**Exercise:** An exact copy of every record is needed.

(Data records)

■ ■ ■

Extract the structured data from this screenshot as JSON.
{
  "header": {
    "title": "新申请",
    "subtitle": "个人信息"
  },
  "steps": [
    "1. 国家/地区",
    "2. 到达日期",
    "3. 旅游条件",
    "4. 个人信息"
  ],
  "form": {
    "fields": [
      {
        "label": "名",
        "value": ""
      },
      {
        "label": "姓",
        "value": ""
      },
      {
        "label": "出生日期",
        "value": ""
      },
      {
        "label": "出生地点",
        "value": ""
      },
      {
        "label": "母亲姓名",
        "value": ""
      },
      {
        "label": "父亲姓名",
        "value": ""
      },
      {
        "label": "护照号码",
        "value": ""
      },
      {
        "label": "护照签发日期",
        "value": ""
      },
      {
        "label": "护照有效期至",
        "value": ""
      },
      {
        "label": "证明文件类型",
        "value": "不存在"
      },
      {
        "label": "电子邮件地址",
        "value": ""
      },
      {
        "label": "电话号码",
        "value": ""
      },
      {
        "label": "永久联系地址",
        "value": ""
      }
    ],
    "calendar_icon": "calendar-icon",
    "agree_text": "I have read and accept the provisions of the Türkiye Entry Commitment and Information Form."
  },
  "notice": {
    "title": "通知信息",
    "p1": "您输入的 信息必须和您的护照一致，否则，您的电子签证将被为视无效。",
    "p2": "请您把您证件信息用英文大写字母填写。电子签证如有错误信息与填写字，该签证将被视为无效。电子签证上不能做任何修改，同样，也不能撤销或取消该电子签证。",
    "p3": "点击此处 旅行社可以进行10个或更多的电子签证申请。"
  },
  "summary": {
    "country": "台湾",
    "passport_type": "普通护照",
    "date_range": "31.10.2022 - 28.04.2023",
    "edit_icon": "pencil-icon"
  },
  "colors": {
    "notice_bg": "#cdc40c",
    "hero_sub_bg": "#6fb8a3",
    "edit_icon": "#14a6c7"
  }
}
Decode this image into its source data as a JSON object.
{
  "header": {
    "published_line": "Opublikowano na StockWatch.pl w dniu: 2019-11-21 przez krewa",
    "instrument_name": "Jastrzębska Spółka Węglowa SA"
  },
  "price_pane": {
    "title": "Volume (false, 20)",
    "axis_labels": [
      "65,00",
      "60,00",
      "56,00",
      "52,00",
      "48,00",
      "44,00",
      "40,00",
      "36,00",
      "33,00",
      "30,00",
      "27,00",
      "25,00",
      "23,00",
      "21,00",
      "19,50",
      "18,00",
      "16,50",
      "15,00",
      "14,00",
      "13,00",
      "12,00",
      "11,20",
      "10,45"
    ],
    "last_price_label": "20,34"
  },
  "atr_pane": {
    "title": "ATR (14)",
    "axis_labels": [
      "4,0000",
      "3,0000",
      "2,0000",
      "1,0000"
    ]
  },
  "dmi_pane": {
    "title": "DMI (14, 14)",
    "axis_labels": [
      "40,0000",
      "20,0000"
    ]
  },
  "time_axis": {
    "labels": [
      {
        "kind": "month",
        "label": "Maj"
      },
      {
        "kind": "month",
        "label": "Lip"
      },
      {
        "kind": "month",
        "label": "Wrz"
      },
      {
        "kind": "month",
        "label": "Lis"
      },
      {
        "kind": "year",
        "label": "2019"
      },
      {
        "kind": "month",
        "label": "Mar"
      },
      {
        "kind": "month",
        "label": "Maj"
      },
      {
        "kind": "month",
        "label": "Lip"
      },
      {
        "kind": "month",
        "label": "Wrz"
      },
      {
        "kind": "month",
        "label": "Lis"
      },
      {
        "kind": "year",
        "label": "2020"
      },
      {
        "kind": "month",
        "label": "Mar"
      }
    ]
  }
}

■ ■ ■

**Solution for this problem:**
Extract the structured data from this screenshot as JSON.
{
  "header": {
    "title": "新申请",
    "subtitle": "个人信息"
  },
  "steps": [
    "1. 国家/地区",
    "2. 到达日期",
    "3. 旅游条件",
    "4. 个人信息"
  ],
  "form": {
    "fields": [
      {
        "label": "名",
        "value": ""
      },
      {
        "label": "姓",
        "value": ""
      },
      {
        "label": "出生日期",
        "value": ""
      },
      {
        "label": "出生地点",
        "value": ""
      },
      {
        "label": "母亲姓名",
        "value": ""
      },
      {
        "label": "父亲姓名",
        "value": ""
      },
      {
        "label": "护照号码",
        "value": ""
      },
      {
        "label": "护照签发日期",
        "value": ""
      },
      {
        "label": "护照有效期至",
        "value": ""
      },
      {
        "label": "证明文件类型",
        "value": "不存在"
      },
      {
        "label": "电子邮件地址",
        "value": ""
      },
      {
        "label": "电话号码",
        "value": ""
      },
      {
        "label": "永久联系地址",
        "value": ""
      }
    ],
    "calendar_icon": "calendar-icon",
    "agree_text": "I have read and accept the provisions of the Türkiye Entry Commitment and Information Form."
  },
  "notice": {
    "title": "通知信息",
    "p1": "您输入的 信息必须和您的护照一致，否则，您的电子签证将被为视无效。",
    "p2": "请您把您证件信息用英文大写字母填写。电子签证如有错误信息与填写字，该签证将被视为无效。电子签证上不能做任何修改，同样，也不能撤销或取消该电子签证。",
    "p3": "点击此处 旅行社可以进行10个或更多的电子签证申请。"
  },
  "summary": {
    "country": "台湾",
    "passport_type": "普通护照",
    "date_range": "31.10.2022 - 28.04.2023",
    "edit_icon": "pencil-icon"
  },
  "colors": {
    "notice_bg": "#cdc40c",
    "hero_sub_bg": "#6fb8a3",
    "edit_icon": "#14a6c7"
  }
}
Decode this image into its source data as a JSON object.
{
  "header": {
    "published_line": "Opublikowano na StockWatch.pl w dniu: 2019-11-21 przez krewa",
    "instrument_name": "Jastrzębska Spółka Węglowa SA"
  },
  "price_pane": {
    "title": "Volume (false, 20)",
    "axis_labels": [
      "65,00",
      "60,00",
      "56,00",
      "52,00",
      "48,00",
      "44,00",
      "40,00",
      "36,00",
      "33,00",
      "30,00",
      "27,00",
      "25,00",
      "23,00",
      "21,00",
      "19,50",
      "18,00",
      "16,50",
      "15,00",
      "14,00",
      "13,00",
      "12,00",
      "11,20",
      "10,45"
    ],
    "last_price_label": "20,34"
  },
  "atr_pane": {
    "title": "ATR (14)",
    "axis_labels": [
      "4,0000",
      "3,0000",
      "2,0000",
      "1,0000"
    ]
  },
  "dmi_pane": {
    "title": "DMI (14, 14)",
    "axis_labels": [
      "40,0000",
      "20,0000"
    ]
  },
  "time_axis": {
    "labels": [
      {
        "kind": "month",
        "label": "Maj"
      },
      {
        "kind": "month",
        "label": "Lip"
      },
      {
        "kind": "month",
        "label": "Wrz"
      },
      {
        "kind": "month",
        "label": "Lis"
      },
      {
        "kind": "year",
        "label": "2019"
      },
      {
        "kind": "month",
        "label": "Mar"
      },
      {
        "kind": "month",
        "label": "Maj"
      },
      {
        "kind": "month",
        "label": "Lip"
      },
      {
        "kind": "month",
        "label": "Wrz"
      },
      {
        "kind": "month",
        "label": "Lis"
      },
      {
        "kind": "year",
        "label": "2020"
      },
      {
        "kind": "month",
        "label": "Mar"
      }
    ]
  }
}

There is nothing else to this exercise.